▸ **What the exercise asks**
From the entries below, gather each line containing the word "image".

▸ **Provided material**
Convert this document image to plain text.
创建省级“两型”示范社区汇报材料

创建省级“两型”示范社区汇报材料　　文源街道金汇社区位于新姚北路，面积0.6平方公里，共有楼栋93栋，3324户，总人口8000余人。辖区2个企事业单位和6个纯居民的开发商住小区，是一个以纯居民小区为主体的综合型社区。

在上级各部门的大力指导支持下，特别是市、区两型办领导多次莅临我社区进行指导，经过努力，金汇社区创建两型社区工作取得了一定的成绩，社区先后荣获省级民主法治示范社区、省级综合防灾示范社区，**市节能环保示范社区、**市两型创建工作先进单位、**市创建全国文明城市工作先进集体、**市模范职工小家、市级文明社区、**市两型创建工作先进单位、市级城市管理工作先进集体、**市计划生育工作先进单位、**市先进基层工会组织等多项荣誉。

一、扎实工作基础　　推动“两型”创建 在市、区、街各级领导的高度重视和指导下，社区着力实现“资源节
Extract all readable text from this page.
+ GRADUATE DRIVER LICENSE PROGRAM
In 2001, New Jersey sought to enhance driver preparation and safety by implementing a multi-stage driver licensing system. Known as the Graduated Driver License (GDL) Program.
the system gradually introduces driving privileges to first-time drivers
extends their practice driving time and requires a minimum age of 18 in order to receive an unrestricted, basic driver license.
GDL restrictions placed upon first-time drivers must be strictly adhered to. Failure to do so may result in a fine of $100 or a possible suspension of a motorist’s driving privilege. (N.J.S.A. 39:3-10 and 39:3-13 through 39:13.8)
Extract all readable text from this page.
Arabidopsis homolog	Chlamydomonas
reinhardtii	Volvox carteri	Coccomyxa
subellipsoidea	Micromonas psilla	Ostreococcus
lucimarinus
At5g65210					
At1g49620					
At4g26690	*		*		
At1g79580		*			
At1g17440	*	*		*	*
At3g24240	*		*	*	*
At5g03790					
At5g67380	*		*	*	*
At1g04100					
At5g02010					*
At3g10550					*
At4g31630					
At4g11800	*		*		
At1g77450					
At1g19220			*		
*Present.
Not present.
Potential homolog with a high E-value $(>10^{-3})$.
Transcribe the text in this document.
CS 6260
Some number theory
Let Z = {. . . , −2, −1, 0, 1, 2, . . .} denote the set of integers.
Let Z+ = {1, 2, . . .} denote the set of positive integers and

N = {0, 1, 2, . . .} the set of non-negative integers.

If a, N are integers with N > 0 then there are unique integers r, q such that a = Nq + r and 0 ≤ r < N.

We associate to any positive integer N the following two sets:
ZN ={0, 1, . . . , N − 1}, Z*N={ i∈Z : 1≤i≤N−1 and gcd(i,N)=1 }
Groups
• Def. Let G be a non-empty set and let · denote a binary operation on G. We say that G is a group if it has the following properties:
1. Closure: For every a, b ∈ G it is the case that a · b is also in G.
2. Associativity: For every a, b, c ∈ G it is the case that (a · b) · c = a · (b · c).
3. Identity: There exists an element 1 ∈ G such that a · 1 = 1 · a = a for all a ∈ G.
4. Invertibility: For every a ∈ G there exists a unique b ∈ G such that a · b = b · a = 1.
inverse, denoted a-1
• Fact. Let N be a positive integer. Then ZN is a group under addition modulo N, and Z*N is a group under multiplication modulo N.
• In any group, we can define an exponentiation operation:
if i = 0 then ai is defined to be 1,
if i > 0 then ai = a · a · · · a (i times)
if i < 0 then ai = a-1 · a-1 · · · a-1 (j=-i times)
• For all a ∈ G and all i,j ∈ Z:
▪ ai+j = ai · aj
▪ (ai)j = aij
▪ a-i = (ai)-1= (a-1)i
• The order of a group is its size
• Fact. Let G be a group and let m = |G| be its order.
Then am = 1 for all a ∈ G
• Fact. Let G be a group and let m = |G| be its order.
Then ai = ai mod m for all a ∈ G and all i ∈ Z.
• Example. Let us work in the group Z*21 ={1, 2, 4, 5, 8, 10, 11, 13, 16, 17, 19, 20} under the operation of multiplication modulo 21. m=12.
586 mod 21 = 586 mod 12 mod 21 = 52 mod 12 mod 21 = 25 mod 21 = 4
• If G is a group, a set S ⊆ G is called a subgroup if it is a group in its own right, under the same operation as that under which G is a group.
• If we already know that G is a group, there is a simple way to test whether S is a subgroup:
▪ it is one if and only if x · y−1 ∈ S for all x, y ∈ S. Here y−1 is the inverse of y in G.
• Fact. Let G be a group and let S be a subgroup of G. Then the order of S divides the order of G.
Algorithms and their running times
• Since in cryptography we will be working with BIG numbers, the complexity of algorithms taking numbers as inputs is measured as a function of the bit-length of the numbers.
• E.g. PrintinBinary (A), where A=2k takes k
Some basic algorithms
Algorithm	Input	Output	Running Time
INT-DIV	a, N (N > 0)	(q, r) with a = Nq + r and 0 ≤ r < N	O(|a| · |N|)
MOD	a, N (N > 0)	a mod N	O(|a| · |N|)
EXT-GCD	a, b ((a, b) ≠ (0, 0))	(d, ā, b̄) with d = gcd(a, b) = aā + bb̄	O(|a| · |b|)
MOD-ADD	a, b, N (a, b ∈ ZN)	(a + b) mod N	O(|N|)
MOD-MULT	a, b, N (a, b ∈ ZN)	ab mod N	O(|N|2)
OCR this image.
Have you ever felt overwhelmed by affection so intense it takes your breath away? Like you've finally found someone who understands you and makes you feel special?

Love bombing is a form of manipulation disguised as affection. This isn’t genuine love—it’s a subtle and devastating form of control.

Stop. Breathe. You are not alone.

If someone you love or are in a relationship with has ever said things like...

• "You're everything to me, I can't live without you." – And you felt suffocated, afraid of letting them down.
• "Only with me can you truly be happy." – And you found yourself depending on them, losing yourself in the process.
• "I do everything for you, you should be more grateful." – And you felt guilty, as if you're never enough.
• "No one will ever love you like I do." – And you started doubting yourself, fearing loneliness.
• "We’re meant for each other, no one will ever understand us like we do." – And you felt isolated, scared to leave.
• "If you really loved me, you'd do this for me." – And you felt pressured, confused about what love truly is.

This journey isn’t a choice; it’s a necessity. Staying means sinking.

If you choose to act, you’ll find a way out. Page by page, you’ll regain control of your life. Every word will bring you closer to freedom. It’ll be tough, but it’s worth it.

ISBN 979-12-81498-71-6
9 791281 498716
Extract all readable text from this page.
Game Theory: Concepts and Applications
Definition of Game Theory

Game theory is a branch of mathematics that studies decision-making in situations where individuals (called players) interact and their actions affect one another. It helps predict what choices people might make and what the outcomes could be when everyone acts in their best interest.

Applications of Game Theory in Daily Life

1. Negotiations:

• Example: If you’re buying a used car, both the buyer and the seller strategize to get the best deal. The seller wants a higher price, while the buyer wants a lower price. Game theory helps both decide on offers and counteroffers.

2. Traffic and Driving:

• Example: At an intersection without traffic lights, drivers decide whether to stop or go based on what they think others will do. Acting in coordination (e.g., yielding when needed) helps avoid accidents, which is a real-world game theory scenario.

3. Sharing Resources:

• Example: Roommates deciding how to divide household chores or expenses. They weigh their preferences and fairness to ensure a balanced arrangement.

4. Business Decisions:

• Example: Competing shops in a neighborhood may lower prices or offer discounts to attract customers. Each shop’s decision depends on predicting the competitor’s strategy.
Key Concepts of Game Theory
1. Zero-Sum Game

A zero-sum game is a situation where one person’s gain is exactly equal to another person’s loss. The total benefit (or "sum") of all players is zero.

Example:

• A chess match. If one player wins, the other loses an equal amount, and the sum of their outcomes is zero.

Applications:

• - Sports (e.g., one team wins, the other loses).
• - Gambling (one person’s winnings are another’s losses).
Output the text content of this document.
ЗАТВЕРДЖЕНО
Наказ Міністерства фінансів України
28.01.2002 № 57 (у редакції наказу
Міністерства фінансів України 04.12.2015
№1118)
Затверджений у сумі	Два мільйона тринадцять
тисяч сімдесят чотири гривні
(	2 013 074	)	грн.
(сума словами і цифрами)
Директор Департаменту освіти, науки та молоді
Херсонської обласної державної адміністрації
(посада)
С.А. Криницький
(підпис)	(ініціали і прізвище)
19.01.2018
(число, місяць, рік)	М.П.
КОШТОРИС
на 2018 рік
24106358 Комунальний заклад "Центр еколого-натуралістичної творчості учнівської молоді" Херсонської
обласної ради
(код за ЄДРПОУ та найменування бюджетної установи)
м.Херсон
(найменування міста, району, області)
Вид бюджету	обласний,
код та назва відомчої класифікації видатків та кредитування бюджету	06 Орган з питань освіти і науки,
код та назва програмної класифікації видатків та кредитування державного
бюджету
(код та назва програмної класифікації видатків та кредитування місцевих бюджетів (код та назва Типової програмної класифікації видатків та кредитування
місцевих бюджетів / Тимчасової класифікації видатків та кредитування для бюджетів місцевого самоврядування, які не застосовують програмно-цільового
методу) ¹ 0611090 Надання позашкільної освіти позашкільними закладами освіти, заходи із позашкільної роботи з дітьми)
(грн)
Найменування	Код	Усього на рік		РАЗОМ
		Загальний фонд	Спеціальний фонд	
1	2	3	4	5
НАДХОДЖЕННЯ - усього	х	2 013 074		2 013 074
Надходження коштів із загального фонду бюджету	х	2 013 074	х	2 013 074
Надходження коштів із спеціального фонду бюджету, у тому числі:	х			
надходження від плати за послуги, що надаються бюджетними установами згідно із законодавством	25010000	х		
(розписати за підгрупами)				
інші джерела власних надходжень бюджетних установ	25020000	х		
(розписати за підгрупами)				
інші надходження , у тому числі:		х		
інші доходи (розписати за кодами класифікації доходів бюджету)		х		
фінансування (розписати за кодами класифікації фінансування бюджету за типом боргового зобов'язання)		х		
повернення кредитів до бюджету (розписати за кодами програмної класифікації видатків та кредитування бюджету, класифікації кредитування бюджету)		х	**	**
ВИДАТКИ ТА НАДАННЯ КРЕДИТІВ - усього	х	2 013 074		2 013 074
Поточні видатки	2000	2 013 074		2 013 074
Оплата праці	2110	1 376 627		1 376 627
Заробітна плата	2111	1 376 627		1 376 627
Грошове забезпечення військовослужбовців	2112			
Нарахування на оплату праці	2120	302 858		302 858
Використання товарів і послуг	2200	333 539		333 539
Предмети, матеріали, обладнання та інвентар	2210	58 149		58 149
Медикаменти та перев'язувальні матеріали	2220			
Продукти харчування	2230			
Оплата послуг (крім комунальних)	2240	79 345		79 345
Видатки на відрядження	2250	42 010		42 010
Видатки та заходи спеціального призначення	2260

▸ **Result**
Convert this document image to plain text.
OCR this image.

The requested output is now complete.